Written request 1: Return the passage on anger and emotional distance word for word, in full.

Article:
** BEGIN **
Anger has been one of my longest-running battles.
Not because I enjoy being angry. I don’t. Anger is exhausting. It burns hot in the moment and then leaves you standing in the ashes afterward, wondering why you keep setting fire to things you wanted to protect.
For a long time, anger felt easier than vulnerability. Easier than saying I’m hurt. Easier than saying I’m scared. Easier than admitting I feel rejected, ignored, unimportant, or overwhelmed. Anger can feel powerful when everything underneath it feels fragile.
That doesn’t excuse it.
Understanding why you do something harmful is not the same thing as making it okay.
So I’ve been trying to work on it. Not in the performative “look at me, I’m healing” way people sometimes package online like it’s a cute hobby. Actual work is messier than that. It’s catching yourself too late and feeling disappointed. It’s apologizing when your pride would rather eat glass. It’s trying again after failing in ways you promised yourself you wouldn’t repeat.
I’m emotionally distant too.
Even with people I care about deeply.
Sometimes especially with them.
There’s a strange cruelty in wanting closeness while simultaneously feeling like your wiring was assembled by a committee of emotionally unavailable raccoons. You want connection, but when it gets too real, too vulnerable, too exposed, some internal alarm starts blaring and suddenly you’re retreating into yourself like a turtle with trust issues.
It isn’t because I don’t care.
If anything, sometimes I care too much and have no idea what to do with the weight of it.
** END **
Written request 2: Update the records, starting at their first line and ending at the line containing "- x-tick: [618, 327, 619, 331]". Write out only those lines, with every "series-line" changed to "trend-line" and everything else left unchanged.

Record list:
** BEGIN **
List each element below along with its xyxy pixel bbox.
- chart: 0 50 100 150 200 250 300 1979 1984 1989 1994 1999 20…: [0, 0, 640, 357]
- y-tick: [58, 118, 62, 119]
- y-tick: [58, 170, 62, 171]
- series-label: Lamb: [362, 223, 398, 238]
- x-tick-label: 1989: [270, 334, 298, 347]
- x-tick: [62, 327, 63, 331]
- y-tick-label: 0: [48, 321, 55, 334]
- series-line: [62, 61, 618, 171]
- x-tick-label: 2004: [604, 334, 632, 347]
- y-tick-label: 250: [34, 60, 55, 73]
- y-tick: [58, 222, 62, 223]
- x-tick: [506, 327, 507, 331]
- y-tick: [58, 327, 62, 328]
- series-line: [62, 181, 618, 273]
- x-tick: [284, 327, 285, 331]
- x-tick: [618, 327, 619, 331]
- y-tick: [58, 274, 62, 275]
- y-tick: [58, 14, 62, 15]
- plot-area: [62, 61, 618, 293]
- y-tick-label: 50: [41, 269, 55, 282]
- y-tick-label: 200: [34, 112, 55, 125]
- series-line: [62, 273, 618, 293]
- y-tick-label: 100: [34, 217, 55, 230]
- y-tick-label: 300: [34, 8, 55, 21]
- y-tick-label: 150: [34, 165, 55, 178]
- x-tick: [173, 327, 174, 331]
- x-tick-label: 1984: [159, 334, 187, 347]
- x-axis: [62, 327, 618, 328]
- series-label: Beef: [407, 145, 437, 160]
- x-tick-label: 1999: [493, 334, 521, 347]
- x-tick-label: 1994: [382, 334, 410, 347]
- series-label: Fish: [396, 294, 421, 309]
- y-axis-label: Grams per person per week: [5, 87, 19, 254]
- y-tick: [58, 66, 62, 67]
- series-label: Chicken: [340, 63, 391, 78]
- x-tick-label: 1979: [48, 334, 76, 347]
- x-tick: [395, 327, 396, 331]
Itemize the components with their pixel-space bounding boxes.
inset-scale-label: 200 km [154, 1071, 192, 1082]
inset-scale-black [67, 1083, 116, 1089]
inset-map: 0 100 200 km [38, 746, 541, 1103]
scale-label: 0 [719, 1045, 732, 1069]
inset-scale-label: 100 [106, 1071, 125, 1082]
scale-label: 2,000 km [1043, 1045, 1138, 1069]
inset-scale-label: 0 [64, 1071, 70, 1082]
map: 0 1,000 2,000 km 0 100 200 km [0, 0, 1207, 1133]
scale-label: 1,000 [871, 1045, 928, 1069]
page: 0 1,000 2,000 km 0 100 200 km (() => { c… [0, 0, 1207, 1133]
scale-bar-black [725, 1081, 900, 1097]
** END **
Result 1:
Anger has been one of my longest-running battles.
Not because I enjoy being angry. I don’t. Anger is exhausting. It burns hot in the moment and then leaves you standing in the ashes afterward, wondering why you keep setting fire to things you wanted to protect.
For a long time, anger felt easier than vulnerability. Easier than saying I’m hurt. Easier than saying I’m scared. Easier than admitting I feel rejected, ignored, unimportant, or overwhelmed. Anger can feel powerful when everything underneath it feels fragile.
That doesn’t excuse it.
Understanding why you do something harmful is not the same thing as making it okay.
So I’ve been trying to work on it. Not in the performative “look at me, I’m healing” way people sometimes package online like it’s a cute hobby. Actual work is messier than that. It’s catching yourself too late and feeling disappointed. It’s apologizing when your pride would rather eat glass. It’s trying again after failing in ways you promised yourself you wouldn’t repeat.
I’m emotionally distant too.
Even with people I care about deeply.
Sometimes especially with them.
There’s a strange cruelty in wanting closeness while simultaneously feeling like your wiring was assembled by a committee of emotionally unavailable raccoons. You want connection, but when it gets too real, too vulnerable, too exposed, some internal alarm starts blaring and suddenly you’re retreating into yourself like a turtle with trust issues.
It isn’t because I don’t care.
If anything, sometimes I care too much and have no idea what to do with the weight of it.

Result 2:
List each element below along with its xyxy pixel bbox.
- chart: 0 50 100 150 200 250 300 1979 1984 1989 1994 1999 20…: [0, 0, 640, 357]
- y-tick: [58, 118, 62, 119]
- y-tick: [58, 170, 62, 171]
- series-label: Lamb: [362, 223, 398, 238]
- x-tick-label: 1989: [270, 334, 298, 347]
- x-tick: [62, 327, 63, 331]
- y-tick-label: 0: [48, 321, 55, 334]
- trend-line: [62, 61, 618, 171]
- x-tick-label: 2004: [604, 334, 632, 347]
- y-tick-label: 250: [34, 60, 55, 73]
- y-tick: [58, 222, 62, 223]
- x-tick: [506, 327, 507, 331]
- y-tick: [58, 327, 62, 328]
- trend-line: [62, 181, 618, 273]
- x-tick: [284, 327, 285, 331]
- x-tick: [618, 327, 619, 331]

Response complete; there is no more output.